━━━━━ TASK INPUT
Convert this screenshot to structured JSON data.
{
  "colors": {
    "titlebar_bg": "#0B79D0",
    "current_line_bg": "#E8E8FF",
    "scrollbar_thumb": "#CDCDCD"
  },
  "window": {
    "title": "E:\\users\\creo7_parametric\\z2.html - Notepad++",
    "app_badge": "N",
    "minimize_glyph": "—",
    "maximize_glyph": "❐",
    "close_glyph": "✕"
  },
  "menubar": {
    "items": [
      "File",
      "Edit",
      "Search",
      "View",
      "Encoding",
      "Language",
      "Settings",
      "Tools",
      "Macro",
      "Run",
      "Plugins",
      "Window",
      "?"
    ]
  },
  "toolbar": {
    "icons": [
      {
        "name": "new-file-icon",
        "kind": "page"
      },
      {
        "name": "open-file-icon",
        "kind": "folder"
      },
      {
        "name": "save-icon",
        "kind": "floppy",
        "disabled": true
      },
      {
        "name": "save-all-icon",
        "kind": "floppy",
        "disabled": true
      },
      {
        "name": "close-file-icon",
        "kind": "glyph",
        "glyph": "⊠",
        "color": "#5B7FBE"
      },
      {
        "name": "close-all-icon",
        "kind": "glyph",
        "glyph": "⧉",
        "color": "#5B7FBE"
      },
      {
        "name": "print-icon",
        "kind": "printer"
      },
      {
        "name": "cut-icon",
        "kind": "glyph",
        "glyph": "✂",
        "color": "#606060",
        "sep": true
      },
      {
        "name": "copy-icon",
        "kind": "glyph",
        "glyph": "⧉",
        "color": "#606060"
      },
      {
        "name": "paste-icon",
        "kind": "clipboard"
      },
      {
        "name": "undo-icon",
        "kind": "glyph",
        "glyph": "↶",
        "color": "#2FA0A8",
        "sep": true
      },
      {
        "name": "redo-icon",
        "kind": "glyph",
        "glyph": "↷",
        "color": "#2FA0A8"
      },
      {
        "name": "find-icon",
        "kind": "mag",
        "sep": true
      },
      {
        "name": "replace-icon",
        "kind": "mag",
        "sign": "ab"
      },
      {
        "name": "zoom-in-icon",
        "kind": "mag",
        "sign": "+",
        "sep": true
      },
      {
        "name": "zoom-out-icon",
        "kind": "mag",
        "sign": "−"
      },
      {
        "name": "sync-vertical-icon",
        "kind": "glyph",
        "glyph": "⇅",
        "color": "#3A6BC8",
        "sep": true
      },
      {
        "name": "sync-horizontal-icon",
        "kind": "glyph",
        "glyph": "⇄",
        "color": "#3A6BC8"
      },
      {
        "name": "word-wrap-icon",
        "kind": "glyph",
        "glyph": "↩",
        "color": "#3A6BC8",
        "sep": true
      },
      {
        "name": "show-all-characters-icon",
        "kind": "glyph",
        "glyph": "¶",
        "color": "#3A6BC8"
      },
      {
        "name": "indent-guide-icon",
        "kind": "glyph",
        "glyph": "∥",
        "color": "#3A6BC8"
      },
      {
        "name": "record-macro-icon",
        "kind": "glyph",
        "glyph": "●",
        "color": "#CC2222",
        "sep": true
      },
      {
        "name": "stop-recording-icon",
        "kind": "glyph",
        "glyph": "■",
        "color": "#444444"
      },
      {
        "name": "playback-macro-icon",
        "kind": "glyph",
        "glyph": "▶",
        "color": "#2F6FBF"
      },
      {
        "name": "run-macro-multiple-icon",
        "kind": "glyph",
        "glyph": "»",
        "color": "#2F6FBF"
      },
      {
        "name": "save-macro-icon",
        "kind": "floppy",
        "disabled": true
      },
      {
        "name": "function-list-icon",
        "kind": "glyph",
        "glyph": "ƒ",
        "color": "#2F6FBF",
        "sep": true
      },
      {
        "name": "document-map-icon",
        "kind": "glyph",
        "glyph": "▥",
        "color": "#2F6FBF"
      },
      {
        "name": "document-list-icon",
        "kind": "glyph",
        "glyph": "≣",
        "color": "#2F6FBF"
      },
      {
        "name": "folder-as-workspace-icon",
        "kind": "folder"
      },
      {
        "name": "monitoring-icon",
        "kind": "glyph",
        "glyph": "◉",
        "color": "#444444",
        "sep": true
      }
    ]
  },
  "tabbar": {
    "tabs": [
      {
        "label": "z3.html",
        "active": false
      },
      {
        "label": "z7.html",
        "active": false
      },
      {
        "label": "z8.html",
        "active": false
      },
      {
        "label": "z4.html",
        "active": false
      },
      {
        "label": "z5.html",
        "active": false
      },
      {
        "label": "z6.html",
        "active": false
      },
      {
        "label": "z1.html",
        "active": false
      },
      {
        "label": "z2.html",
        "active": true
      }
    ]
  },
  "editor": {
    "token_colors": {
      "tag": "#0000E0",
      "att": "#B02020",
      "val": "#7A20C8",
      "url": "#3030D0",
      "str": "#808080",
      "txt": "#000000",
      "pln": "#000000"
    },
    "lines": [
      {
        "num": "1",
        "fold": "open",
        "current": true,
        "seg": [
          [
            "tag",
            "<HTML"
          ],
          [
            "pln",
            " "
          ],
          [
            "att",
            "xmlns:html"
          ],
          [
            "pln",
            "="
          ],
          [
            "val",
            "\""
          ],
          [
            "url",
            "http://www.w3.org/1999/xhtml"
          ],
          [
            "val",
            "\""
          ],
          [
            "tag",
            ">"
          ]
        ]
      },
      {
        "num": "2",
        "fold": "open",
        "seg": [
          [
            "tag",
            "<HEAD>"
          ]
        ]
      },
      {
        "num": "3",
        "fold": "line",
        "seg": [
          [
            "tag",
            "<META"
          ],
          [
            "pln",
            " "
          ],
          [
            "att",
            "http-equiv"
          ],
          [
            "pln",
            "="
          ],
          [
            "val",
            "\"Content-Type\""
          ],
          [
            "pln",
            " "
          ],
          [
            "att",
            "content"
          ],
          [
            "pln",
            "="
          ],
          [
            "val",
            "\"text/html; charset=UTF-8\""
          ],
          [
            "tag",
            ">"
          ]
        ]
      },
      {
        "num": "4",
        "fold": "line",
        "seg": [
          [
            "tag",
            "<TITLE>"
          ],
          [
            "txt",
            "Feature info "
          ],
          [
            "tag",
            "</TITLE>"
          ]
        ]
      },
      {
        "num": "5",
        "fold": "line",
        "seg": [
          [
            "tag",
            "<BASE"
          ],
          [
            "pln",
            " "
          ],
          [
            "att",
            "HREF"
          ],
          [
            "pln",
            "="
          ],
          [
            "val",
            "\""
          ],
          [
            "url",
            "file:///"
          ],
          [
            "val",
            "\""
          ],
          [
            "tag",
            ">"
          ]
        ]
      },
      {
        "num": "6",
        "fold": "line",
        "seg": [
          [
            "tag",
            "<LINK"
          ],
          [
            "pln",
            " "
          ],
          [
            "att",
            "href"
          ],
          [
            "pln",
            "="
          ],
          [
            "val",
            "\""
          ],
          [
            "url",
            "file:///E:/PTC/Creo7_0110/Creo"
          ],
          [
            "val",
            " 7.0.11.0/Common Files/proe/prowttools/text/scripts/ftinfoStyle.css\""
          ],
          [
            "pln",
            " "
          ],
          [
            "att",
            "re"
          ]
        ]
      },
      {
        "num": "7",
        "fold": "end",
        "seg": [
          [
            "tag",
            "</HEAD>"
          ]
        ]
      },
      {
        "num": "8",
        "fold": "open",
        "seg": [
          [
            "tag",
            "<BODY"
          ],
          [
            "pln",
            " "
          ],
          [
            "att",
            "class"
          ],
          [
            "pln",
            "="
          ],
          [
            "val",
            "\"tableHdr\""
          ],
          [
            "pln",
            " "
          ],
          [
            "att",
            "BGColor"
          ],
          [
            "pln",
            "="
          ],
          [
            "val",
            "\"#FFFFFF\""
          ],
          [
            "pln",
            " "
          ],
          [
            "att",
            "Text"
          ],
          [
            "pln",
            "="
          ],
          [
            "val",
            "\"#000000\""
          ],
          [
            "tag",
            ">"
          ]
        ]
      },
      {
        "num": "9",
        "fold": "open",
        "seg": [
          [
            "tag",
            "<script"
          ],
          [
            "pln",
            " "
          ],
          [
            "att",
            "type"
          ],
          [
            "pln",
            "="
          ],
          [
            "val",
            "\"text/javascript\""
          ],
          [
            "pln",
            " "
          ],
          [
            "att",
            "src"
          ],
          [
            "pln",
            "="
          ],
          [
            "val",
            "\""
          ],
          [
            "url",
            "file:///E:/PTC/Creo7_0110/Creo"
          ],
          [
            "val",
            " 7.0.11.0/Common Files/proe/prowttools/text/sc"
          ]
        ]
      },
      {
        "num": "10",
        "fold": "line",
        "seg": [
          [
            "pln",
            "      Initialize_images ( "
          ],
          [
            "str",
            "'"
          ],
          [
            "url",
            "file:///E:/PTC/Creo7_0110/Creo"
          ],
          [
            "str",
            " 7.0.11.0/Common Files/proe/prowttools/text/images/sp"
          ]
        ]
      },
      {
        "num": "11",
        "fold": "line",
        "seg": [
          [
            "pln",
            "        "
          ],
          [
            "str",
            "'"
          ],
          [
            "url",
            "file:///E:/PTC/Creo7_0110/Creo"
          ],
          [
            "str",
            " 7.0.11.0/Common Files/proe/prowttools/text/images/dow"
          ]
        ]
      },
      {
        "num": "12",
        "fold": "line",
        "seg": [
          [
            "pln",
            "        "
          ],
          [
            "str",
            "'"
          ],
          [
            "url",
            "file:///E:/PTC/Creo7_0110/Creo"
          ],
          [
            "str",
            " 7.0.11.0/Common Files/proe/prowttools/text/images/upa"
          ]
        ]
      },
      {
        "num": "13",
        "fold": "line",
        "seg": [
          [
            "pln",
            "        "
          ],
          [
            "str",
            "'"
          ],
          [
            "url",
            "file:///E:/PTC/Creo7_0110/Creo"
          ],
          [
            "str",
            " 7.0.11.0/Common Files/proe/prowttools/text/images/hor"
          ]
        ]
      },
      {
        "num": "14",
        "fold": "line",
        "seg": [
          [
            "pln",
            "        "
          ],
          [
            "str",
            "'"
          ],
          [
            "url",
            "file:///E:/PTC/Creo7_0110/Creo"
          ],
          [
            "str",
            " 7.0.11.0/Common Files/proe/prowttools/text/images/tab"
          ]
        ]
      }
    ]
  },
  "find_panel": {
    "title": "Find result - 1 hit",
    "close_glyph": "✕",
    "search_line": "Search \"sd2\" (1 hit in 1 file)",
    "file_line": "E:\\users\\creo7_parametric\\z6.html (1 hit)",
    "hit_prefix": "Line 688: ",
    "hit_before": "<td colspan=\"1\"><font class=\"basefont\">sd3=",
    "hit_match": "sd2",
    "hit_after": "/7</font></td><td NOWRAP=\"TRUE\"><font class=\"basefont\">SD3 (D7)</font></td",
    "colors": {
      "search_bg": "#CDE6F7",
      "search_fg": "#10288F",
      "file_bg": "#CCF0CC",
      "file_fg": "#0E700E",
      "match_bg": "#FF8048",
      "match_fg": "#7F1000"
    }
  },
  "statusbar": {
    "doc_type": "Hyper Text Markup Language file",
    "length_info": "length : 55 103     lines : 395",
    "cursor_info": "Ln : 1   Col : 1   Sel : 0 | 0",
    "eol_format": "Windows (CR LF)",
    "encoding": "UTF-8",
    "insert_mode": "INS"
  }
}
━━━━━━━━━━
### WORK INSTRUCTIONS
Find the lines containing "sync" and list every one of them.

### COMPLETE ANSWER
        "name": "sync-vertical-icon",
        "name": "sync-horizontal-icon",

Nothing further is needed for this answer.